### Exercise requirements
Only lines holding the word "Mean" should be copied from the material.
[start]
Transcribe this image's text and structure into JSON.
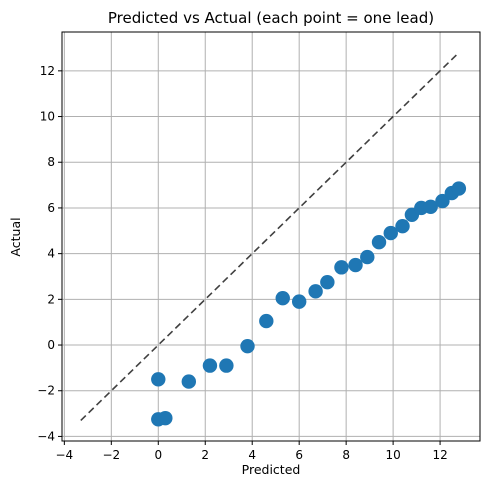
{
  "chart_data": {
    "type": "scatter",
    "title": "Predicted vs Actual (each point = one lead)",
    "xlabel": "Predicted",
    "ylabel": "Actual",
    "xlim": [
      -4.1,
      13.7
    ],
    "ylim": [
      -4.2,
      13.7
    ],
    "xticks": [
      -4,
      -2,
      0,
      2,
      4,
      6,
      8,
      10,
      12
    ],
    "yticks": [
      -4,
      -2,
      0,
      2,
      4,
      6,
      8,
      10,
      12
    ],
    "grid": true,
    "marker_color": "#1f77b4",
    "reference_line": {
      "style": "dashed",
      "color": "#404040",
      "x": [
        -3.3,
        12.7
      ],
      "y": [
        -3.3,
        12.7
      ]
    },
    "series": [
      {
        "x": [
          0.0,
          0.3,
          0.0,
          1.3,
          2.2,
          2.9,
          3.8,
          4.6,
          5.3,
          6.0,
          6.7,
          7.2,
          7.8,
          8.4,
          8.9,
          9.4,
          9.9,
          10.4,
          10.8,
          11.2,
          11.6,
          12.1,
          12.5,
          12.8
        ],
        "y": [
          -3.25,
          -3.2,
          -1.5,
          -1.6,
          -0.9,
          -0.9,
          -0.05,
          1.05,
          2.05,
          1.9,
          2.35,
          2.75,
          3.4,
          3.5,
          3.85,
          4.5,
          4.9,
          5.2,
          5.7,
          6.0,
          6.05,
          6.3,
          6.65,
          6.85
        ]
      }
    ]
  }
}
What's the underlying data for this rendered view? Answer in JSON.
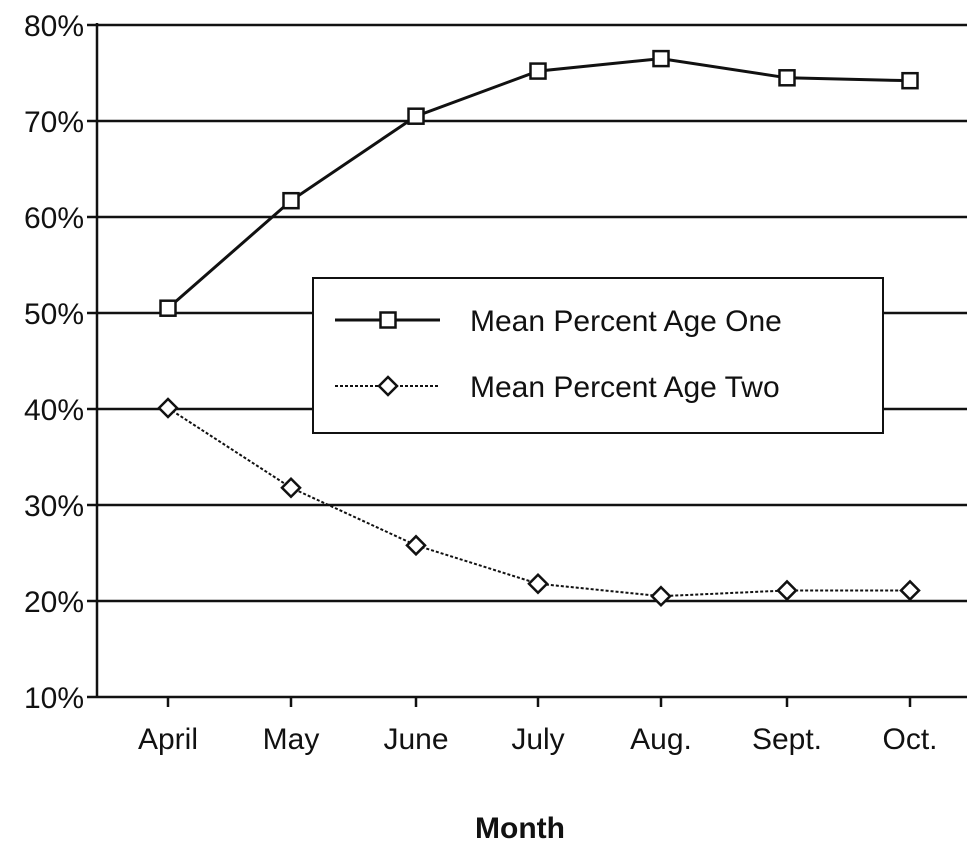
{
  "chart_data": {
    "type": "line",
    "title": "",
    "xlabel": "Month",
    "ylabel": "",
    "categories": [
      "April",
      "May",
      "June",
      "July",
      "Aug.",
      "Sept.",
      "Oct."
    ],
    "ylim": [
      10,
      80
    ],
    "y_ticks": [
      10,
      20,
      30,
      40,
      50,
      60,
      70,
      80
    ],
    "y_tick_labels": [
      "10%",
      "20%",
      "30%",
      "40%",
      "50%",
      "60%",
      "70%",
      "80%"
    ],
    "grid": true,
    "legend_placement": "center-right",
    "series": [
      {
        "name": "Mean Percent Age One",
        "values": [
          50.5,
          61.7,
          70.5,
          75.2,
          76.5,
          74.5,
          74.2
        ],
        "marker": "square",
        "line_style": "solid"
      },
      {
        "name": "Mean Percent Age Two",
        "values": [
          40.1,
          31.8,
          25.8,
          21.8,
          20.5,
          21.1,
          21.1
        ],
        "marker": "diamond",
        "line_style": "dotted"
      }
    ],
    "colors": {
      "line": "#111111",
      "grid": "#111111",
      "background": "#ffffff"
    }
  }
}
[end]
### Response below
        "name": "Mean Percent Age One",
        "name": "Mean Percent Age Two",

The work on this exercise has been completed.